▶ **SUPPLIED DATA**
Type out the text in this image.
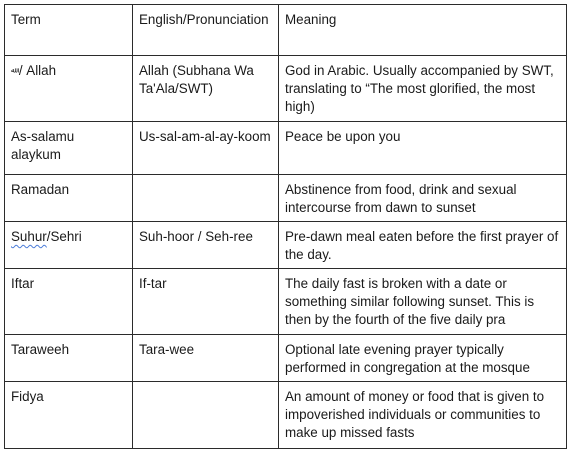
Term	English/Pronunciation	Meaning
ﷲ / Allah	Allah (Subhana Wa Ta'Ala/SWT)	God in Arabic. Usually accompanied by SWT, translating to “The most glorified, the most high)
As-salamu alaykum	Us-sal-am-al-ay-koom	Peace be upon you
Ramadan		Abstinence from food, drink and sexual intercourse from dawn to sunset
Suhur/Sehri	Suh-hoor / Seh-ree	Pre-dawn meal eaten before the first prayer of the day.
Iftar	If-tar	The daily fast is broken with a date or something similar following sunset. This is then by the fourth of the five daily pra
Taraweeh	Tara-wee	Optional late evening prayer typically performed in congregation at the mosque
Fidya		An amount of money or food that is given to impoverished individuals or communities to make up missed fasts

▶ **PROBLEM DETAILS**
Looking at the listing above, count the lines that contain "food" and give nothing but the number.

▶ **FINISHED ANSWER**
2